== Record excerpts ==

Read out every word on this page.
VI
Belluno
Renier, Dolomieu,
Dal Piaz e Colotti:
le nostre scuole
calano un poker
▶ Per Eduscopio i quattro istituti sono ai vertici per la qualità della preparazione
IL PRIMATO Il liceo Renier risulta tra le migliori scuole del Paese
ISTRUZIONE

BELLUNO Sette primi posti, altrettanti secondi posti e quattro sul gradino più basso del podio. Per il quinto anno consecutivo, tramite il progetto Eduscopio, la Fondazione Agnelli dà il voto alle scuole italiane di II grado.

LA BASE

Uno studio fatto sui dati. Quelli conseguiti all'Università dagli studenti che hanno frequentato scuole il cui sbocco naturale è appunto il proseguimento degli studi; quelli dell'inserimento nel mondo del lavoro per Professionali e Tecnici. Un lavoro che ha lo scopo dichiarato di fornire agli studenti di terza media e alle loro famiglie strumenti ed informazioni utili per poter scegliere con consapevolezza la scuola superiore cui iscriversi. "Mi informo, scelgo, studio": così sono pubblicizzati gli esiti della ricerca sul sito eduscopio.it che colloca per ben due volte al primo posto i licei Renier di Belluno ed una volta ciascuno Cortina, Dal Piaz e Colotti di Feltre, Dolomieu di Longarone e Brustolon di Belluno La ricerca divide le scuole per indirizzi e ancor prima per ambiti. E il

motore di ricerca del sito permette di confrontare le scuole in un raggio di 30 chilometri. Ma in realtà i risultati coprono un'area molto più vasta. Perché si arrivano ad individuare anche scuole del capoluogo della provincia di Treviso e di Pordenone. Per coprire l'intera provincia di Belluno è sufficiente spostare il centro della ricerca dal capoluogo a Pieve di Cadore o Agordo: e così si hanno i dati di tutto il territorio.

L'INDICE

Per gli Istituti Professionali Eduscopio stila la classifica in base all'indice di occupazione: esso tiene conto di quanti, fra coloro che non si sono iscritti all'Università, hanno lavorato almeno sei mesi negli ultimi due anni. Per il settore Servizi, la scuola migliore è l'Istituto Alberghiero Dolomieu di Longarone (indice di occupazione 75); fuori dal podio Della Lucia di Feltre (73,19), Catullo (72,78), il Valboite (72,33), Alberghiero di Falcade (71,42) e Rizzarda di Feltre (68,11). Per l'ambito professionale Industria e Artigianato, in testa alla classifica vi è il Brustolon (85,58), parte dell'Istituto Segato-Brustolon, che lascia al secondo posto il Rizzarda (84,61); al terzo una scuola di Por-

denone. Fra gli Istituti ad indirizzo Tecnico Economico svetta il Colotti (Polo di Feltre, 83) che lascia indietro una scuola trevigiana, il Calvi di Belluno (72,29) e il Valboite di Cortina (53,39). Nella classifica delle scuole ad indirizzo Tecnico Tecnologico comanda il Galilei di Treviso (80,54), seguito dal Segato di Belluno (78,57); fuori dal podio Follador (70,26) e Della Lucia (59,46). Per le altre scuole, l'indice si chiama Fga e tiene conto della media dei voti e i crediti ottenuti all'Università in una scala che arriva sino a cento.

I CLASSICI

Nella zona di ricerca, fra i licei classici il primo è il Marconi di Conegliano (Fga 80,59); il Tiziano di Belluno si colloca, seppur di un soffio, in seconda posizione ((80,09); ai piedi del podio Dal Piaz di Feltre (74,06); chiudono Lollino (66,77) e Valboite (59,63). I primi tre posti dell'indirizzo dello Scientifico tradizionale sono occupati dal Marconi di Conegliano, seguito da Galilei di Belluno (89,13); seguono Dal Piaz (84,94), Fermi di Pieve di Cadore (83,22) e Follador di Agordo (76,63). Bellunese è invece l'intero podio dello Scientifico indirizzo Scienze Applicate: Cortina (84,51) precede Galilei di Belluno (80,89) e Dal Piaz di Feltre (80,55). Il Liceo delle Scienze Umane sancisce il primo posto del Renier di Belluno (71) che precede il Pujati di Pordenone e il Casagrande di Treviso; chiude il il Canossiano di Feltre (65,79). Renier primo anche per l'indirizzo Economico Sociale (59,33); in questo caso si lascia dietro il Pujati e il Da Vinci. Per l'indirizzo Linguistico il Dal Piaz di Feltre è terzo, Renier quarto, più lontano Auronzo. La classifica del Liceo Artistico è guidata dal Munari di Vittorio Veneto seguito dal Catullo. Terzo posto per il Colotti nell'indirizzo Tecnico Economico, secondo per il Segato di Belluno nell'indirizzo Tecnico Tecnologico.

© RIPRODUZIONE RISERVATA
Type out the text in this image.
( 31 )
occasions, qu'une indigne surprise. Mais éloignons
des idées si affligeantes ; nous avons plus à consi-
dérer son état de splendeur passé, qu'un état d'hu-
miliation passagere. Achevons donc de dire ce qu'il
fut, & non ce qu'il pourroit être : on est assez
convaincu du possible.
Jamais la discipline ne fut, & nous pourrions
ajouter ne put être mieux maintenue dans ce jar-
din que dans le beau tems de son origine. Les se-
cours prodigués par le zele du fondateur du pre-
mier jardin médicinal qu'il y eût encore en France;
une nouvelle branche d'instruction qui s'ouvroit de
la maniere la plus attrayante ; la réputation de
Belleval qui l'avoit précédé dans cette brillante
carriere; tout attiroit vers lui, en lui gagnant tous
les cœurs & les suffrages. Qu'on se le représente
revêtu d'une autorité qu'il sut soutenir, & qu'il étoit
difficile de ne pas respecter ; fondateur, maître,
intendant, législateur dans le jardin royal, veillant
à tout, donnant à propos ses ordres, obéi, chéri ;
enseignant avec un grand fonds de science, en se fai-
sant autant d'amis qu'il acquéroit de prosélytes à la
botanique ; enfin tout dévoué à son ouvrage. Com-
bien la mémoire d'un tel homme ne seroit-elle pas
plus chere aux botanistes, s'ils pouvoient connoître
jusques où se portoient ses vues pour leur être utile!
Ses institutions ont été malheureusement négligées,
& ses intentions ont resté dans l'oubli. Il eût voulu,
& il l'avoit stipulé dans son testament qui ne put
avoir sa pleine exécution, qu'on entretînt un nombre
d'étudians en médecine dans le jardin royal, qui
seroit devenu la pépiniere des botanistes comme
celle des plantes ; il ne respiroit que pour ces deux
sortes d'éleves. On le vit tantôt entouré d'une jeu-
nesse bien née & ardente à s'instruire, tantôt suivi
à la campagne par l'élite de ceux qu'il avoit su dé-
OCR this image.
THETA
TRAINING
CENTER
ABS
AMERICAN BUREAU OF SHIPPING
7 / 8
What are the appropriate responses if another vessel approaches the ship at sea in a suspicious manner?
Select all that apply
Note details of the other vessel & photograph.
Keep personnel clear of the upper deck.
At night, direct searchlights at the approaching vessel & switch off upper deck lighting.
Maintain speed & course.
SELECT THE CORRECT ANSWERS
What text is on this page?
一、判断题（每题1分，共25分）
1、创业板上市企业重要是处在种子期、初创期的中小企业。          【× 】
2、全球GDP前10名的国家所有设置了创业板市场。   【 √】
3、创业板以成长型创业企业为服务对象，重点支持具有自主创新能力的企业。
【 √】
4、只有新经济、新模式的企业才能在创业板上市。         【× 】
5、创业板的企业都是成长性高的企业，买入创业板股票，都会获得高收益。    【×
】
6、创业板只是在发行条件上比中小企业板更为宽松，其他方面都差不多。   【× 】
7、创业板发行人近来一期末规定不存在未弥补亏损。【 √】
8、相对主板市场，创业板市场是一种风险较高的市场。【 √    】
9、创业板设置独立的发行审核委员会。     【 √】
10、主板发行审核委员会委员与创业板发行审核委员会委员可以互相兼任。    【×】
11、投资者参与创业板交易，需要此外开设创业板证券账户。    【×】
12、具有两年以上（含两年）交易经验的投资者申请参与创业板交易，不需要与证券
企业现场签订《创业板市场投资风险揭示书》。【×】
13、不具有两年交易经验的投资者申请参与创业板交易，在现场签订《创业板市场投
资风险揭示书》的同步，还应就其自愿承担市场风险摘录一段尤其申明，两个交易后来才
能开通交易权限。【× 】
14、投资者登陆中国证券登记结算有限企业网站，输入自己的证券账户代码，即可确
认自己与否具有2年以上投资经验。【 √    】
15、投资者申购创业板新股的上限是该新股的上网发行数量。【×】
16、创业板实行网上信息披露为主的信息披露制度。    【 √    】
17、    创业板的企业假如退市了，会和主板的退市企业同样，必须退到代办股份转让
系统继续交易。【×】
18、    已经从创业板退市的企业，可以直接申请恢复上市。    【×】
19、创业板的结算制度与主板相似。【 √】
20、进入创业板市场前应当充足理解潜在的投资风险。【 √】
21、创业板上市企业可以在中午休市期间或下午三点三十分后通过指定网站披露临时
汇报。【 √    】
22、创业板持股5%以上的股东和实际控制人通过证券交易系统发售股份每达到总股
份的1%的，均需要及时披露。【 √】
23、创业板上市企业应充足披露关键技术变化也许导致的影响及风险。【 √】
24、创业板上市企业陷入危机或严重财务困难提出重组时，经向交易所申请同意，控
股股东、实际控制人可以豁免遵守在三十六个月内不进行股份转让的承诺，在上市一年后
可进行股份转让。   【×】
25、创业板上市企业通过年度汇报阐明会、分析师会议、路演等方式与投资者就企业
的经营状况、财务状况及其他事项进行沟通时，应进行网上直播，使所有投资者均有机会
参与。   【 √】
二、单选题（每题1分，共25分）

===

• **Exercise prompt**:
Each line that holds the string "seroit" counts once; give the total and nothing else.

• **Solved exercise**:
2